* Aim of the exercise: Print all the entries verbatim.

Data records:
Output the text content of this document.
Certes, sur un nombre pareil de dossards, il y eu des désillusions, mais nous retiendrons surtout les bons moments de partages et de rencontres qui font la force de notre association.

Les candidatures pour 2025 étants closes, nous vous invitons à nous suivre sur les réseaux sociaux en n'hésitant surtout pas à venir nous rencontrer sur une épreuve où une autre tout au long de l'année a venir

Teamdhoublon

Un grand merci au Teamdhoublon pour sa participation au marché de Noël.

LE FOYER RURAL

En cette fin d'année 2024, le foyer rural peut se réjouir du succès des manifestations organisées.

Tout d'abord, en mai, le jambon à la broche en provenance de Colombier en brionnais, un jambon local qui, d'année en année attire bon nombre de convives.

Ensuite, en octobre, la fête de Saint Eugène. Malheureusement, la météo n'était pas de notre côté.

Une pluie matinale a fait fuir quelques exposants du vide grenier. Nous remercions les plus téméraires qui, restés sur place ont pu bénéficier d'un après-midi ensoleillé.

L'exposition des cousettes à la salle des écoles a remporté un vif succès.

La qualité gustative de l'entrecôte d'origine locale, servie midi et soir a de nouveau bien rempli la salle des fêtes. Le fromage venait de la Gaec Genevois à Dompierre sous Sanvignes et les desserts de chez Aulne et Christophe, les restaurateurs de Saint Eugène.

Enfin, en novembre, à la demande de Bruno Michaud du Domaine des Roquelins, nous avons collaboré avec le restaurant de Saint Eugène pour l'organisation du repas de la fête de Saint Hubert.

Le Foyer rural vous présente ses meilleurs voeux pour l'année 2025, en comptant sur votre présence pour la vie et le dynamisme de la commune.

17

* Result for this exercise:
Output the text content of this document.
Certes, sur un nombre pareil de dossards, il y eu des désillusions, mais nous retiendrons surtout les bons moments de partages et de rencontres qui font la force de notre association.

Les candidatures pour 2025 étants closes, nous vous invitons à nous suivre sur les réseaux sociaux en n'hésitant surtout pas à venir nous rencontrer sur une épreuve où une autre tout au long de l'année a venir

Teamdhoublon

Un grand merci au Teamdhoublon pour sa participation au marché de Noël.

LE FOYER RURAL

En cette fin d'année 2024, le foyer rural peut se réjouir du succès des manifestations organisées.

Tout d'abord, en mai, le jambon à la broche en provenance de Colombier en brionnais, un jambon local qui, d'année en année attire bon nombre de convives.

Ensuite, en octobre, la fête de Saint Eugène. Malheureusement, la météo n'était pas de notre côté.

Une pluie matinale a fait fuir quelques exposants du vide grenier. Nous remercions les plus téméraires qui, restés sur place ont pu bénéficier d'un après-midi ensoleillé.

L'exposition des cousettes à la salle des écoles a remporté un vif succès.

La qualité gustative de l'entrecôte d'origine locale, servie midi et soir a de nouveau bien rempli la salle des fêtes. Le fromage venait de la Gaec Genevois à Dompierre sous Sanvignes et les desserts de chez Aulne et Christophe, les restaurateurs de Saint Eugène.

Enfin, en novembre, à la demande de Bruno Michaud du Domaine des Roquelins, nous avons collaboré avec le restaurant de Saint Eugène pour l'organisation du repas de la fête de Saint Hubert.

Le Foyer rural vous présente ses meilleurs voeux pour l'année 2025, en comptant sur votre présence pour la vie et le dynamisme de la commune.

17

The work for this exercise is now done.